**Problem description**
Copy out all lines that hold "hypermetropic".

**Stored rows**

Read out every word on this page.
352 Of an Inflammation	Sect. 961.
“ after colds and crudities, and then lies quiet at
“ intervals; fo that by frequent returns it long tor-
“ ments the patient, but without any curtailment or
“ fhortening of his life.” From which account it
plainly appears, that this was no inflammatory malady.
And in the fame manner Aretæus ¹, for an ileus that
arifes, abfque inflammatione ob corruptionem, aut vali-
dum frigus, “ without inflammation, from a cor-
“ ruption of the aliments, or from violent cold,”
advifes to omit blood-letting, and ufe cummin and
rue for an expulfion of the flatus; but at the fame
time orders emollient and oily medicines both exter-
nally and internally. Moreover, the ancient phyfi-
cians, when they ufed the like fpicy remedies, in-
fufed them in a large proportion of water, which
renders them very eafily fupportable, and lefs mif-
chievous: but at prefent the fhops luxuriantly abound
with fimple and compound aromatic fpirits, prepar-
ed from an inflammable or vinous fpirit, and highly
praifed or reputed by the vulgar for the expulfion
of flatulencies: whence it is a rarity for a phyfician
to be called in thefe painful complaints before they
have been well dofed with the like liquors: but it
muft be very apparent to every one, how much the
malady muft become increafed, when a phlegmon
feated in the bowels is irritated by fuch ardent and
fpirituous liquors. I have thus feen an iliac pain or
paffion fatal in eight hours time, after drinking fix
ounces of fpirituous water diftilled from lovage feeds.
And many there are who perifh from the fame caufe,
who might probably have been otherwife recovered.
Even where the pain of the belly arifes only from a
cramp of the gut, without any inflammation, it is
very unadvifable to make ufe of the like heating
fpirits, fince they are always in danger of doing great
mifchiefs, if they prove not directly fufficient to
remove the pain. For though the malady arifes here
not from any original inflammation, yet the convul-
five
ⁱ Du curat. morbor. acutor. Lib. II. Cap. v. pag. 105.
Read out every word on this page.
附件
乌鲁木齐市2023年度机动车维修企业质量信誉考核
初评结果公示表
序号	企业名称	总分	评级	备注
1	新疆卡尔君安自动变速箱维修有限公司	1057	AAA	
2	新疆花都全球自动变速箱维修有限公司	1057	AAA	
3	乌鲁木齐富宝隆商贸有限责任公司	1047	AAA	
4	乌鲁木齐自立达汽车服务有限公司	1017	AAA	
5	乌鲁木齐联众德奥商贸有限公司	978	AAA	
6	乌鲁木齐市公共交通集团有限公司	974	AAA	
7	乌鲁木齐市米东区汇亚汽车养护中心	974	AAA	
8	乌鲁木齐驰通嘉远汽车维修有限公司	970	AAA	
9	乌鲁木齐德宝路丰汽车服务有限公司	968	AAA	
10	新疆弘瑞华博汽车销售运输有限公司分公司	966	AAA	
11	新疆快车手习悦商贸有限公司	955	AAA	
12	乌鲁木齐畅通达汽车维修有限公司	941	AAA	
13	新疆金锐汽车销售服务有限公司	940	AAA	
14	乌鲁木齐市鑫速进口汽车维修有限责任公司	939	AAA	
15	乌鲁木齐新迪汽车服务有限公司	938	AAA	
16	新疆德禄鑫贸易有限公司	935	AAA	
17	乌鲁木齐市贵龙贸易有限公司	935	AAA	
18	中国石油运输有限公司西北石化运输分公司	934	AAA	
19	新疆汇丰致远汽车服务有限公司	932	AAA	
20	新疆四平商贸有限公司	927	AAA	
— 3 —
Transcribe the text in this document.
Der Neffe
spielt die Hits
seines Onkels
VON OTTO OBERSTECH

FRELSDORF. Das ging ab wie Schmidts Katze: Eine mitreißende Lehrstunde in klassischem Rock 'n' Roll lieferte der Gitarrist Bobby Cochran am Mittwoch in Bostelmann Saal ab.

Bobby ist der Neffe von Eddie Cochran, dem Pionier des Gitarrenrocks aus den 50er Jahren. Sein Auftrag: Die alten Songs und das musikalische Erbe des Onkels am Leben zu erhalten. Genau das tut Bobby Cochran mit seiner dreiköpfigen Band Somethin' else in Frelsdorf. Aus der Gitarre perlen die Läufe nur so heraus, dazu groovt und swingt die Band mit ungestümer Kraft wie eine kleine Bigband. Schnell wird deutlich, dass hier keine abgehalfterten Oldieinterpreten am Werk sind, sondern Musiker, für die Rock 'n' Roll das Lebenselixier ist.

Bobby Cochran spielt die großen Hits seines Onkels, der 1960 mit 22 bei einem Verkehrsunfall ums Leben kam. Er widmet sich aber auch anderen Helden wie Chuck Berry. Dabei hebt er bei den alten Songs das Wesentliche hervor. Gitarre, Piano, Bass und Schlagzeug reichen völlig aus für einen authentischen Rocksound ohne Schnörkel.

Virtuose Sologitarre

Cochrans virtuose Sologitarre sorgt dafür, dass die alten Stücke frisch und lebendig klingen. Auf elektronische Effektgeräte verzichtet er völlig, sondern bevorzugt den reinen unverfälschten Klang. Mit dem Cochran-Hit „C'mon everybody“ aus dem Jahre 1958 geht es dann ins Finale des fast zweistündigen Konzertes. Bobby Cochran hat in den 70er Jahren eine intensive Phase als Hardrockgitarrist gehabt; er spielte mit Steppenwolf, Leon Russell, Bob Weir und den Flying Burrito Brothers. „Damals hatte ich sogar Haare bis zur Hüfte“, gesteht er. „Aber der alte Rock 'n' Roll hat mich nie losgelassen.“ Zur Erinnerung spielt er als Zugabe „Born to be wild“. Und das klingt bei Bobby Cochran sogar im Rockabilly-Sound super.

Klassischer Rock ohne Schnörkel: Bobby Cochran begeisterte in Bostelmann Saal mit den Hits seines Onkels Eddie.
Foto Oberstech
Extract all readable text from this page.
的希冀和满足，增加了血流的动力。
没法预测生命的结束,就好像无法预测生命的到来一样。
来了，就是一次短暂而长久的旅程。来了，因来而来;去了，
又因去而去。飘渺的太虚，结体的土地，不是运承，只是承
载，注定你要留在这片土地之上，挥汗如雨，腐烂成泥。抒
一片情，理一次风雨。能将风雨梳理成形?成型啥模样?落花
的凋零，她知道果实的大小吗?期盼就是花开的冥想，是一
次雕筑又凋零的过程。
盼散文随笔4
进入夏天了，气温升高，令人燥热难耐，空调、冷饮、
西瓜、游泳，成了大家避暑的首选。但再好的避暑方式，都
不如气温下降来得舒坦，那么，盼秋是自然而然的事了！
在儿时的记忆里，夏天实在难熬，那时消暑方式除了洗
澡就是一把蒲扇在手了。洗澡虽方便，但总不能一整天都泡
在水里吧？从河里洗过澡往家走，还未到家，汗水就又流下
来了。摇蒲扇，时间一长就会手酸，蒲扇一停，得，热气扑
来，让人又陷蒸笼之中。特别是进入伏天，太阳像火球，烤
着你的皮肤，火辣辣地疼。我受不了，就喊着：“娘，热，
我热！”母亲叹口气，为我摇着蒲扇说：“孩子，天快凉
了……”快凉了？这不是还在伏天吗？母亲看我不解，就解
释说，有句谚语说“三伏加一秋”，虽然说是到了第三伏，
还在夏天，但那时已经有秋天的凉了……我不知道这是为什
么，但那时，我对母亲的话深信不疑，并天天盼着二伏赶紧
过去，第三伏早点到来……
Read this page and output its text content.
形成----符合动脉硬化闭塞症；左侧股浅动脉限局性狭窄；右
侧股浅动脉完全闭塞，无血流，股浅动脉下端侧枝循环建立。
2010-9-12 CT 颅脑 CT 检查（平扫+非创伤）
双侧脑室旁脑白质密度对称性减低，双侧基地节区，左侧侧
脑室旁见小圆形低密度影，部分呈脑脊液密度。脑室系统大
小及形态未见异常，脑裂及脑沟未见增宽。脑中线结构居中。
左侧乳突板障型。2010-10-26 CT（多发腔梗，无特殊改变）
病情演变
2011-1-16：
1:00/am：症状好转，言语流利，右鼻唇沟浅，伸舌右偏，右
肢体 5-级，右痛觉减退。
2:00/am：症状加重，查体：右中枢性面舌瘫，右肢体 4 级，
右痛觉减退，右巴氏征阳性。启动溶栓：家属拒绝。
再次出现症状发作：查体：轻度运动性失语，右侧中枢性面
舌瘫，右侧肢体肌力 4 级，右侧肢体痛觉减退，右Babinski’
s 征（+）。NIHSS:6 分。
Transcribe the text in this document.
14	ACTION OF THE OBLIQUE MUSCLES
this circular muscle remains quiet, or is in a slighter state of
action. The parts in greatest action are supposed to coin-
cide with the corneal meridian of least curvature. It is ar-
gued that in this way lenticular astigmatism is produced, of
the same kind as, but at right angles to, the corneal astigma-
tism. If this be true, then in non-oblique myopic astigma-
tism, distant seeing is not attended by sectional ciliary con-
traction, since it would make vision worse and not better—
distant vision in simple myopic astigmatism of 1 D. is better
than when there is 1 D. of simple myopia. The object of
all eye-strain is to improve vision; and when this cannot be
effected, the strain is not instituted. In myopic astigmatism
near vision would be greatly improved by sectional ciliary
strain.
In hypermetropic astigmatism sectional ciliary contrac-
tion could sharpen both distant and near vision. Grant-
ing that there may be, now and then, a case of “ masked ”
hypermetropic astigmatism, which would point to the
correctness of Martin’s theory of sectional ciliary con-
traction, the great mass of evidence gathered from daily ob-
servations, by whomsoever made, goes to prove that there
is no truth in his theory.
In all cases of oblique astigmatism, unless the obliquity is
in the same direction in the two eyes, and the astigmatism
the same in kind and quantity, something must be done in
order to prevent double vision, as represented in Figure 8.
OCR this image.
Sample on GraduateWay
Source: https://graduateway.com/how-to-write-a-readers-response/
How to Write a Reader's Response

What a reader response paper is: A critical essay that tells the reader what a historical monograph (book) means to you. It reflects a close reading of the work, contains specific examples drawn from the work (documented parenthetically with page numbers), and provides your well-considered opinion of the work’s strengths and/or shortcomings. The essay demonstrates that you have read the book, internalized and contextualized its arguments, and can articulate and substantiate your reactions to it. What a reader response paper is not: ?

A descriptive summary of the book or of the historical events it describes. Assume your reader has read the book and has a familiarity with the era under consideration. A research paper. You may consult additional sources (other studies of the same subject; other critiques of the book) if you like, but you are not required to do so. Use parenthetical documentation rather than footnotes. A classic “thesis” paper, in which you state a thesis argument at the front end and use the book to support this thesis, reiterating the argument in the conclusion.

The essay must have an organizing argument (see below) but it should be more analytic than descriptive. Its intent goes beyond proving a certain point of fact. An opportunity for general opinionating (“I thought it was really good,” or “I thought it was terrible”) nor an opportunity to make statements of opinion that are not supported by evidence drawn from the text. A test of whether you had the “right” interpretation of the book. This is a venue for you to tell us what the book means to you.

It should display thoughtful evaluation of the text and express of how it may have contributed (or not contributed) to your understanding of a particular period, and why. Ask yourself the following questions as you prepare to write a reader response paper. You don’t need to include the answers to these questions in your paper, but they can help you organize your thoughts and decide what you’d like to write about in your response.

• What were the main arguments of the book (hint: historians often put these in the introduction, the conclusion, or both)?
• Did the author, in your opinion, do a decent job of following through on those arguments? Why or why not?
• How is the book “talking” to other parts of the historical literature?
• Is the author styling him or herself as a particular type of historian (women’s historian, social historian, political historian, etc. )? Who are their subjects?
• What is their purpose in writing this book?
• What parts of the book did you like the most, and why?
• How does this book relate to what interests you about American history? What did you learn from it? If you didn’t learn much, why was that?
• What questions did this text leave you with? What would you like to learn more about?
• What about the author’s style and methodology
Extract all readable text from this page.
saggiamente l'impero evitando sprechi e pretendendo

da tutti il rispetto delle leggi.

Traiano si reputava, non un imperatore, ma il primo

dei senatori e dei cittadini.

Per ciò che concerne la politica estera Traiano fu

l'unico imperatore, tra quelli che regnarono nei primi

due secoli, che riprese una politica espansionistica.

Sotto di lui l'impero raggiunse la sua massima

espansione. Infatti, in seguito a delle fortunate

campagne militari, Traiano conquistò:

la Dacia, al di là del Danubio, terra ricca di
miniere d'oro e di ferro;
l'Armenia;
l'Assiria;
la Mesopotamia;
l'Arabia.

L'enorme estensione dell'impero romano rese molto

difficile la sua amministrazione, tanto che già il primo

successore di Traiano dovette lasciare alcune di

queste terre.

**Solution below**
In hypermetropic astigmatism sectional ciliary contrac-
hypermetropic astigmatism, which would point to the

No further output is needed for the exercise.